- [WRITTEN TASK]: Omit the pictures, then reproduce every remaining record exactly.

════════════════════

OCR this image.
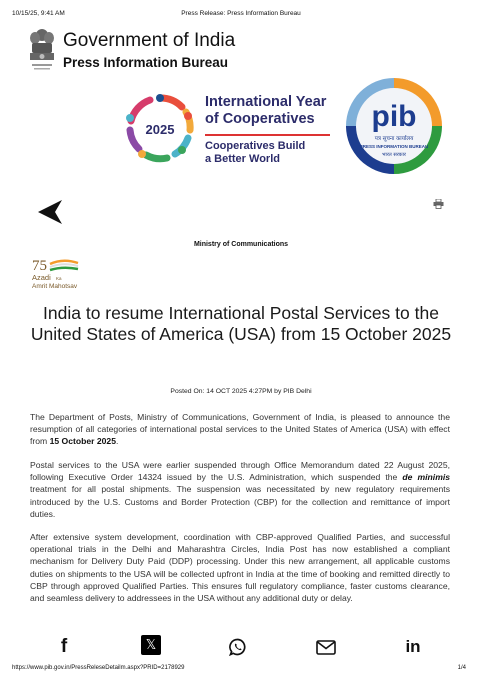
10/15/25, 9:41 AM	Press Release: Press Information Bureau
Government of India
Press Information Bureau
2025
International Year
of Cooperatives
Cooperatives Build
a Better World
pib
पत्र सूचना कार्यालय
PRESS INFORMATION BUREAU
भारत सरकार
Ministry of Communications
75
Azadi Ka
Amrit Mahotsav
India to resume International Postal Services to the United States of America (USA) from 15 October 2025
Posted On: 14 OCT 2025 4:27PM by PIB Delhi

The Department of Posts, Ministry of Communications, Government of India, is pleased to announce the resumption of all categories of international postal services to the United States of America (USA) with effect from 15 October 2025.

Postal services to the USA were earlier suspended through Office Memorandum dated 22 August 2025, following Executive Order 14324 issued by the U.S. Administration, which suspended the de minimis treatment for all postal shipments. The suspension was necessitated by new regulatory requirements introduced by the U.S. Customs and Border Protection (CBP) for the collection and remittance of import duties.

After extensive system development, coordination with CBP-approved Qualified Parties, and successful operational trials in the Delhi and Maharashtra Circles, India Post has now established a compliant mechanism for Delivery Duty Paid (DDP) processing. Under this new arrangement, all applicable customs duties on shipments to the USA will be collected upfront in India at the time of booking and remitted directly to CBP through approved Qualified Parties. This ensures full regulatory compliance, faster customs clearance, and seamless delivery to addressees in the USA without any additional duty or delay.

f	𝕏	in
https://www.pib.gov.in/PressReleseDetailm.aspx?PRID=2178929	1/4
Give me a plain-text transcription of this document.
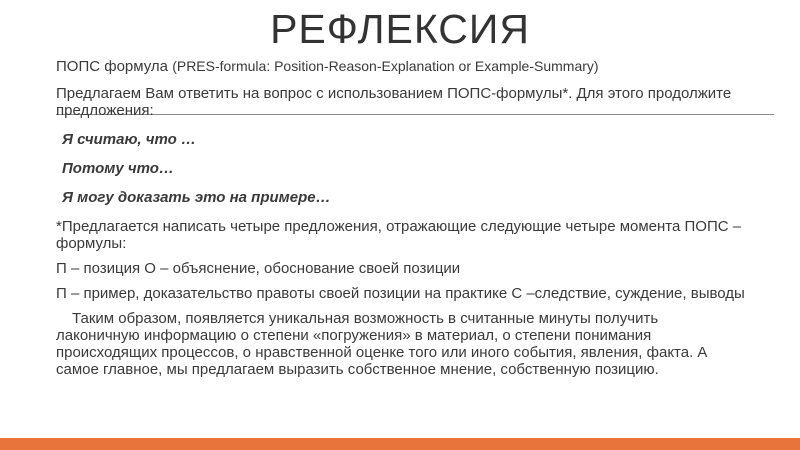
РЕФЛЕКСИЯ

ПОПС формула (PRES-formula: Position-Reason-Explanation or Example-Summary)

Предлагаем Вам ответить на вопрос с использованием ПОПС-формулы*. Для этого продолжите предложения:

Я считаю, что …

Потому что…

Я могу доказать это на примере…

*Предлагается написать четыре предложения, отражающие следующие четыре момента ПОПС –формулы:

П – позиция О – объяснение, обоснование своей позиции

П – пример, доказательство правоты своей позиции на практике С –следствие, суждение, выводы

Таким образом, появляется уникальная возможность в считанные минуты получить лаконичную информацию о степени «погружения» в материал, о степени понимания происходящих процессов, о нравственной оценке того или иного события, явления, факта. А самое главное, мы предлагаем выразить собственное мнение, собственную позицию.
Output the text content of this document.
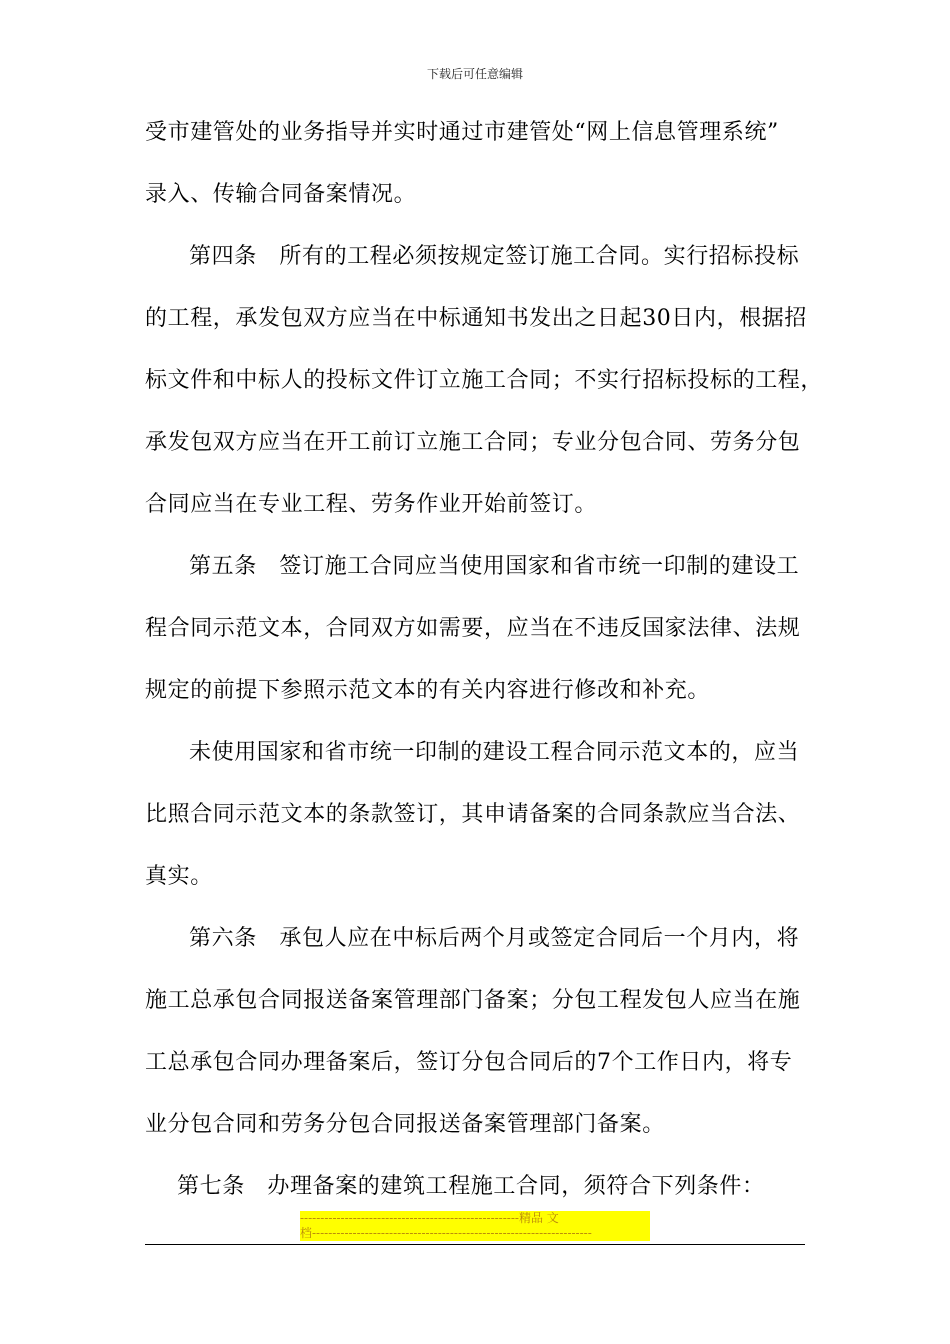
下载后可任意编辑
受市建管处的业务指导并实时通过市建管处“网上信息管理系统”
录入、传输合同备案情况。
第四条　所有的工程必须按规定签订施工合同。实行招标投标
的工程，承发包双方应当在中标通知书发出之日起30日内，根据招
标文件和中标人的投标文件订立施工合同；不实行招标投标的工程，
承发包双方应当在开工前订立施工合同；专业分包合同、劳务分包
合同应当在专业工程、劳务作业开始前签订。
第五条　签订施工合同应当使用国家和省市统一印制的建设工
程合同示范文本，合同双方如需要，应当在不违反国家法律、法规
规定的前提下参照示范文本的有关内容进行修改和补充。
未使用国家和省市统一印制的建设工程合同示范文本的，应当
比照合同示范文本的条款签订，其申请备案的合同条款应当合法、
真实。
第六条　承包人应在中标后两个月或签定合同后一个月内，将
施工总承包合同报送备案管理部门备案；分包工程发包人应当在施
工总承包合同办理备案后，签订分包合同后的7个工作日内，将专
业分包合同和劳务分包合同报送备案管理部门备案。
第七条　办理备案的建筑工程施工合同，须符合下列条件：
------------------------------------------------------精品 文
档---------------------------------------------------------------------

════════════════════

- [OUTPUT BELOW]:
OCR this image.
10/15/25, 9:41 AM	Press Release: Press Information Bureau
Government of India
Press Information Bureau
2025
International Year
of Cooperatives
Cooperatives Build
a Better World
pib
पत्र सूचना कार्यालय
PRESS INFORMATION BUREAU
भारत सरकार
Ministry of Communications
75
Azadi Ka
Amrit Mahotsav
India to resume International Postal Services to the United States of America (USA) from 15 October 2025
Posted On: 14 OCT 2025 4:27PM by PIB Delhi

The Department of Posts, Ministry of Communications, Government of India, is pleased to announce the resumption of all categories of international postal services to the United States of America (USA) with effect from 15 October 2025.

Postal services to the USA were earlier suspended through Office Memorandum dated 22 August 2025, following Executive Order 14324 issued by the U.S. Administration, which suspended the de minimis treatment for all postal shipments. The suspension was necessitated by new regulatory requirements introduced by the U.S. Customs and Border Protection (CBP) for the collection and remittance of import duties.

After extensive system development, coordination with CBP-approved Qualified Parties, and successful operational trials in the Delhi and Maharashtra Circles, India Post has now established a compliant mechanism for Delivery Duty Paid (DDP) processing. Under this new arrangement, all applicable customs duties on shipments to the USA will be collected upfront in India at the time of booking and remitted directly to CBP through approved Qualified Parties. This ensures full regulatory compliance, faster customs clearance, and seamless delivery to addressees in the USA without any additional duty or delay.

f	𝕏	in
https://www.pib.gov.in/PressReleseDetailm.aspx?PRID=2178929	1/4
Give me a plain-text transcription of this document.
РЕФЛЕКСИЯ

ПОПС формула (PRES-formula: Position-Reason-Explanation or Example-Summary)

Предлагаем Вам ответить на вопрос с использованием ПОПС-формулы*. Для этого продолжите предложения:

Я считаю, что …

Потому что…

Я могу доказать это на примере…

*Предлагается написать четыре предложения, отражающие следующие четыре момента ПОПС –формулы:

П – позиция О – объяснение, обоснование своей позиции

П – пример, доказательство правоты своей позиции на практике С –следствие, суждение, выводы

Таким образом, появляется уникальная возможность в считанные минуты получить лаконичную информацию о степени «погружения» в материал, о степени понимания происходящих процессов, о нравственной оценке того или иного события, явления, факта. А самое главное, мы предлагаем выразить собственное мнение, собственную позицию.
Output the text content of this document.
下载后可任意编辑
受市建管处的业务指导并实时通过市建管处“网上信息管理系统”
录入、传输合同备案情况。
第四条　所有的工程必须按规定签订施工合同。实行招标投标
的工程，承发包双方应当在中标通知书发出之日起30日内，根据招
标文件和中标人的投标文件订立施工合同；不实行招标投标的工程，
承发包双方应当在开工前订立施工合同；专业分包合同、劳务分包
合同应当在专业工程、劳务作业开始前签订。
第五条　签订施工合同应当使用国家和省市统一印制的建设工
程合同示范文本，合同双方如需要，应当在不违反国家法律、法规
规定的前提下参照示范文本的有关内容进行修改和补充。
未使用国家和省市统一印制的建设工程合同示范文本的，应当
比照合同示范文本的条款签订，其申请备案的合同条款应当合法、
真实。
第六条　承包人应在中标后两个月或签定合同后一个月内，将
施工总承包合同报送备案管理部门备案；分包工程发包人应当在施
工总承包合同办理备案后，签订分包合同后的7个工作日内，将专
业分包合同和劳务分包合同报送备案管理部门备案。
第七条　办理备案的建筑工程施工合同，须符合下列条件：
------------------------------------------------------精品 文
档---------------------------------------------------------------------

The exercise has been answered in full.